GOAL: Gather all lines in the data that hold the string "Exchange".

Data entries
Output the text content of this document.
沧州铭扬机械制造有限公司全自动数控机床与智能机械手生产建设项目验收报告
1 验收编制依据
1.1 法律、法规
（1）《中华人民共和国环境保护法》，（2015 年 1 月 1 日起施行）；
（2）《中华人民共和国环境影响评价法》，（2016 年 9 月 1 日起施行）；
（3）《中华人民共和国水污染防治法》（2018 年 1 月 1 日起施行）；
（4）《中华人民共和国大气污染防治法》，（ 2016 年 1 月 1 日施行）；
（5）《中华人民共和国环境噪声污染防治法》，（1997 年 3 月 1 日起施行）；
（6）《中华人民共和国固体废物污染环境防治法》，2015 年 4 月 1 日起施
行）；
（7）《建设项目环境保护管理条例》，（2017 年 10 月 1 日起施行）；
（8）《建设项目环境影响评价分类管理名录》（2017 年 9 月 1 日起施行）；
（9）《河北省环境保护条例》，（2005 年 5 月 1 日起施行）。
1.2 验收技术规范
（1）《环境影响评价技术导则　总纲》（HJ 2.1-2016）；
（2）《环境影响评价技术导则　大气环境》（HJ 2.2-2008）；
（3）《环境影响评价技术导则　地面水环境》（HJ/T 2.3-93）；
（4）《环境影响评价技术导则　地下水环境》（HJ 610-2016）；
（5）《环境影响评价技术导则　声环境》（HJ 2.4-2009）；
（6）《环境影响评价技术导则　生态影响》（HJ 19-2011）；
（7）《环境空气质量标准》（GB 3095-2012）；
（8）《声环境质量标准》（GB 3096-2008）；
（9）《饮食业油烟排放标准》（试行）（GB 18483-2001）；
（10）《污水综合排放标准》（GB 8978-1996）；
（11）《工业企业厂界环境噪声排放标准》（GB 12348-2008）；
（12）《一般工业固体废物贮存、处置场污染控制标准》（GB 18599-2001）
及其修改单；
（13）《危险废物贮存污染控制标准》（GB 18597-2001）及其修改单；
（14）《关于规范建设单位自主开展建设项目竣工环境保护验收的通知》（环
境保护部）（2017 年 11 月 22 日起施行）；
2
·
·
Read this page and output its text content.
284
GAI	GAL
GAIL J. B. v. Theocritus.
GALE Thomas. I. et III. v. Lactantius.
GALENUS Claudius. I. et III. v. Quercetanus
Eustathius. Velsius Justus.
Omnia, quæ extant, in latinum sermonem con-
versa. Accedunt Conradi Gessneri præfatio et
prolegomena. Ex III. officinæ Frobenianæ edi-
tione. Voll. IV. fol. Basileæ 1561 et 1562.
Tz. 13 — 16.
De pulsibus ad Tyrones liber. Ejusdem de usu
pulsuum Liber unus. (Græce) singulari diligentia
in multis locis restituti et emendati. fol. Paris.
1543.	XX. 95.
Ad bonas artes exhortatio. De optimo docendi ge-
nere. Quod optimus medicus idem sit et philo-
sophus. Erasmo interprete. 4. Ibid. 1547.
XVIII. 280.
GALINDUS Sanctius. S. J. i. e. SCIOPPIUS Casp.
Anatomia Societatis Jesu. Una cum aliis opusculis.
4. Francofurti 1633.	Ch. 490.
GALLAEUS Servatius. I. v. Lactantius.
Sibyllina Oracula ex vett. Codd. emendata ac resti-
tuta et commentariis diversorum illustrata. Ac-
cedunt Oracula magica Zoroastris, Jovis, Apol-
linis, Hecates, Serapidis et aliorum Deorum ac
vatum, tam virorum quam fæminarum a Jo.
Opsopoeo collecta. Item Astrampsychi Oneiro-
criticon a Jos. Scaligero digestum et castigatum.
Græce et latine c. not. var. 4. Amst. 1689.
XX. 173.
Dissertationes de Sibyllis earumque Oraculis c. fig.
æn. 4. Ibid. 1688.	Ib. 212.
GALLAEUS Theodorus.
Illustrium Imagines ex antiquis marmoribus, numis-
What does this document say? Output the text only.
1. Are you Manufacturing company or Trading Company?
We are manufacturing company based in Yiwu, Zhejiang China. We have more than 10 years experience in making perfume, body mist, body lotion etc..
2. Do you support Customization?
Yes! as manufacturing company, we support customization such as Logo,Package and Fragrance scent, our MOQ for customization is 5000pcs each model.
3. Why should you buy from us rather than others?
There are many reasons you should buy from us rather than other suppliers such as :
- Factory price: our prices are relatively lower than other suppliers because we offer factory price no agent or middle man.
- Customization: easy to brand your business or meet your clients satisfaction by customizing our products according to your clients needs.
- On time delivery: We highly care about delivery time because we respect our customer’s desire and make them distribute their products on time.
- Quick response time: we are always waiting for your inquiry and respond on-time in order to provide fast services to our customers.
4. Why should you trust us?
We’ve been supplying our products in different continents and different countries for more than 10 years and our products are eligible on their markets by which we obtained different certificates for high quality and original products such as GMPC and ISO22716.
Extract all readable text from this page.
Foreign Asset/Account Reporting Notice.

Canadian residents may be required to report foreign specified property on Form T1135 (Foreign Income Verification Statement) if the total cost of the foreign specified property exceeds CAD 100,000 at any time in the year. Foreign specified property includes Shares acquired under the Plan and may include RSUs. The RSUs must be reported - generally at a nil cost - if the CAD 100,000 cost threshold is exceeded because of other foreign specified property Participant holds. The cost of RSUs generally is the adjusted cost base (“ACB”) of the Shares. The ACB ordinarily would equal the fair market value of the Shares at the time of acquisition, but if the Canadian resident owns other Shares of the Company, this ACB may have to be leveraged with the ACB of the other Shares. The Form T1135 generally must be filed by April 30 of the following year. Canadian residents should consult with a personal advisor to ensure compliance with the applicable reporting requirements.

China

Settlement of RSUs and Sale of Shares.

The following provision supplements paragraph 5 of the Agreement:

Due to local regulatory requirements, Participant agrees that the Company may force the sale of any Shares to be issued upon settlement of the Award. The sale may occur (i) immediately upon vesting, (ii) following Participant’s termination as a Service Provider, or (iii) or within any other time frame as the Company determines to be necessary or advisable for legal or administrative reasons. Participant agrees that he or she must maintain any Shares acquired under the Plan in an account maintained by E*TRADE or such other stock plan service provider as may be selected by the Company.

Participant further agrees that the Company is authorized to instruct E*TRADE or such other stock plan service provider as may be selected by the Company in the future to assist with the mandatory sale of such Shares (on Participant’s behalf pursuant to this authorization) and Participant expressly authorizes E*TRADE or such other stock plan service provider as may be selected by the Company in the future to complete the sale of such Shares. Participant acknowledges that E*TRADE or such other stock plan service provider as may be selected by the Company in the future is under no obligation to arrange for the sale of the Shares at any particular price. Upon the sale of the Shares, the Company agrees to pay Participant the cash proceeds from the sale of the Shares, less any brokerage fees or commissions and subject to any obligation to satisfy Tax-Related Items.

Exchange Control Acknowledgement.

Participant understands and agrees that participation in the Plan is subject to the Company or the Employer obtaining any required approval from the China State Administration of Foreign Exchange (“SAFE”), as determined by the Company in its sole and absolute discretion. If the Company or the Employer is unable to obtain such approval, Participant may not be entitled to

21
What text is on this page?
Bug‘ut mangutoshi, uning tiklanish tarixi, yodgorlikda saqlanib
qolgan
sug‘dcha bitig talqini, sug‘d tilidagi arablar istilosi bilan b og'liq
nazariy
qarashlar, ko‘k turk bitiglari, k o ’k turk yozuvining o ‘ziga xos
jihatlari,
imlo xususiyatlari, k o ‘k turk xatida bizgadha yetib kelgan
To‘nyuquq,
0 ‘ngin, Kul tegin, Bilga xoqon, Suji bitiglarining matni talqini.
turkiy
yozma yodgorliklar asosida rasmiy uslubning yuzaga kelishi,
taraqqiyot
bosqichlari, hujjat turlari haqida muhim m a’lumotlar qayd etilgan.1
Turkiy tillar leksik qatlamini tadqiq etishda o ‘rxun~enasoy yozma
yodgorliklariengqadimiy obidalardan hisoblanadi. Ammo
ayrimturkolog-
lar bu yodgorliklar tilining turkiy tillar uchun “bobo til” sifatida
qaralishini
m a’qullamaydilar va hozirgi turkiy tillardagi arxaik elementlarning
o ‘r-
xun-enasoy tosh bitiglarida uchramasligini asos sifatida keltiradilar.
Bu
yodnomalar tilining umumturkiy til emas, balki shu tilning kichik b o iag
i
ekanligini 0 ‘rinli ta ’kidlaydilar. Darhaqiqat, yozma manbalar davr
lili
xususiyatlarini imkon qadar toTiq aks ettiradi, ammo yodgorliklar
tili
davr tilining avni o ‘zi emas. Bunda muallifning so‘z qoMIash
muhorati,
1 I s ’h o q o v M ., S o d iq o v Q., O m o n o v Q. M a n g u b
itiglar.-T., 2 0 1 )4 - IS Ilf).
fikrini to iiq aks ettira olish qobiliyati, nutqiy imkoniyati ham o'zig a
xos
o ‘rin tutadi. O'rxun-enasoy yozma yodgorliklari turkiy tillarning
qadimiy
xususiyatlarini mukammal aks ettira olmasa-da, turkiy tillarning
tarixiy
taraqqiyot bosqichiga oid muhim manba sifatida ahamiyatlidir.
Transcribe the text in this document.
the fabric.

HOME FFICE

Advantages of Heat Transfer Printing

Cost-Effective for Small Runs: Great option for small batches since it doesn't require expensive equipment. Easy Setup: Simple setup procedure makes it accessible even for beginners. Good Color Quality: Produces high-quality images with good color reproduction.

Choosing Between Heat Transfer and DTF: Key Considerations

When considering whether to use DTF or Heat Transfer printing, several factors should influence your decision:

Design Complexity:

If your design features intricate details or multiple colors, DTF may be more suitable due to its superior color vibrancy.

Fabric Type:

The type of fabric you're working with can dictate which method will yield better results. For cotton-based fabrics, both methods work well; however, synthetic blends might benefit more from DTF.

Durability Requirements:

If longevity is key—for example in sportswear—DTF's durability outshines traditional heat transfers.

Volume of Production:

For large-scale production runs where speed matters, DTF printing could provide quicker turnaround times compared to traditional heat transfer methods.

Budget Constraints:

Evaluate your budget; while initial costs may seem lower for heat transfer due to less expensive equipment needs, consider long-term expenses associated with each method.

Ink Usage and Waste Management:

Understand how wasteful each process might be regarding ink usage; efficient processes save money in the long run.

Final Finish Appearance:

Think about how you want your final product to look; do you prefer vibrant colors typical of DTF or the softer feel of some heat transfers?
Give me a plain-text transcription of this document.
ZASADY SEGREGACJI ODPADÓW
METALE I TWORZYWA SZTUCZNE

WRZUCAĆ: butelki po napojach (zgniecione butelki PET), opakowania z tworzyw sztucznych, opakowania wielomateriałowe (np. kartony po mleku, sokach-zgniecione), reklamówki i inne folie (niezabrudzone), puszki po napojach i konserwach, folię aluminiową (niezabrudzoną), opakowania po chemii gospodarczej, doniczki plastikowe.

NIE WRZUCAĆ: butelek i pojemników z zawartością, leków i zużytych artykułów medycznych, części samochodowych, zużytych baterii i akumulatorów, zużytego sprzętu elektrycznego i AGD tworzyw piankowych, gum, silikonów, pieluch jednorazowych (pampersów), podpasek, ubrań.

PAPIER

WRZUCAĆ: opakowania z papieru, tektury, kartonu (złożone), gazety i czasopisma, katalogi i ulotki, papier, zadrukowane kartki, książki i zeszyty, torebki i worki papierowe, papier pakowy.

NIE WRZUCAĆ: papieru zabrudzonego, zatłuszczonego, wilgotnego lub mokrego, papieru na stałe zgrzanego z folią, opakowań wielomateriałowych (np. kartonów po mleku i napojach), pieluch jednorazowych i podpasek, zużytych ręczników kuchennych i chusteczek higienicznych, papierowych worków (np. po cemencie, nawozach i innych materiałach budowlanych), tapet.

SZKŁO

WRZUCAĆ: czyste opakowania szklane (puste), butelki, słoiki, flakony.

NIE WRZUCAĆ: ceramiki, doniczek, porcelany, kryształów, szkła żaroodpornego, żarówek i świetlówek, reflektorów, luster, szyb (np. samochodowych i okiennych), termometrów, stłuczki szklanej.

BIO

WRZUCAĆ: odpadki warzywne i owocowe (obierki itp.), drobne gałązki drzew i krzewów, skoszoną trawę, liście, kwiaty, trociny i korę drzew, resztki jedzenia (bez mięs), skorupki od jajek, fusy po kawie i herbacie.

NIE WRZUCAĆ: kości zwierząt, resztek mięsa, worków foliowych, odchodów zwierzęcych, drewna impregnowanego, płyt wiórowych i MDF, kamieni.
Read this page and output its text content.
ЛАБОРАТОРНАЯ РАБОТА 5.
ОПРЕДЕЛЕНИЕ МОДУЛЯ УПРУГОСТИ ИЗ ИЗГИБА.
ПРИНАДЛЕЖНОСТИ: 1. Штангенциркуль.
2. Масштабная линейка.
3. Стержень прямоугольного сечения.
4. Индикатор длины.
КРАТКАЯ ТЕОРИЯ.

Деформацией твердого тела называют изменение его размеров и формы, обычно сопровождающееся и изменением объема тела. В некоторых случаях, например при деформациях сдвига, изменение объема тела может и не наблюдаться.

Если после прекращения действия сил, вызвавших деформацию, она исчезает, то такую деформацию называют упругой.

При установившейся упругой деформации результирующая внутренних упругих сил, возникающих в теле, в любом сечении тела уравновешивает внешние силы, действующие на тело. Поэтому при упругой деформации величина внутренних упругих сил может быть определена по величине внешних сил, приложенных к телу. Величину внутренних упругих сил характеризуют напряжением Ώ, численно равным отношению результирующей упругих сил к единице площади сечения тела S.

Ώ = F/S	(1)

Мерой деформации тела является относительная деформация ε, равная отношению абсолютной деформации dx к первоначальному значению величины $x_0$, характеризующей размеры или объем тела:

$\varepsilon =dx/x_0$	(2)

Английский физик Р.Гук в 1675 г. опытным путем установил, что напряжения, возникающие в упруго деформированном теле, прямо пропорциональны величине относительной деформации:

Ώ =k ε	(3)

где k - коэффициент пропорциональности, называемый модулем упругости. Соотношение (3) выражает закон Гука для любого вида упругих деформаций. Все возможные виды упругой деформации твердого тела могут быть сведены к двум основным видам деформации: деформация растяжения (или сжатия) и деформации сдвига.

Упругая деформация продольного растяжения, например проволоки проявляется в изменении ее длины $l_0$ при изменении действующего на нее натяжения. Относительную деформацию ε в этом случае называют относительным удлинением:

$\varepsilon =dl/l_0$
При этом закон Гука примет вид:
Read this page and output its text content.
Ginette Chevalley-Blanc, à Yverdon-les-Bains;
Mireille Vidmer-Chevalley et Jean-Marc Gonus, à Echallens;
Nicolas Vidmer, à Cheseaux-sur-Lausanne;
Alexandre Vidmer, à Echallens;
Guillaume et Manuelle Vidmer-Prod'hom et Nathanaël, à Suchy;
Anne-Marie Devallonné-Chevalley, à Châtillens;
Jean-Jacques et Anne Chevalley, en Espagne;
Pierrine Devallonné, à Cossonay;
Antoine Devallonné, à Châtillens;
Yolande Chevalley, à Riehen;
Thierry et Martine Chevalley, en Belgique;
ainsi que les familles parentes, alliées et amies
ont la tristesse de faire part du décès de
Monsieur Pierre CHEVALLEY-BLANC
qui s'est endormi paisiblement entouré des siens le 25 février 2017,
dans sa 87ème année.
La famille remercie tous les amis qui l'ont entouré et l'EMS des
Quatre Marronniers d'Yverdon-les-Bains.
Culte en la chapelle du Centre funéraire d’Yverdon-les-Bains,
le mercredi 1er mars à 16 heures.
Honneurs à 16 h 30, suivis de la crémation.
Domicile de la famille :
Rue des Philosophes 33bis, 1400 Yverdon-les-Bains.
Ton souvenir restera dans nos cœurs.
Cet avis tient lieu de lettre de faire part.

COMPLETE ANSWER:
Exchange Control Acknowledgement.
Participant understands and agrees that participation in the Plan is subject to the Company or the Employer obtaining any required approval from the China State Administration of Foreign Exchange (“SAFE”), as determined by the Company in its sole and absolute discretion. If the Company or the Employer is unable to obtain such approval, Participant may not be entitled to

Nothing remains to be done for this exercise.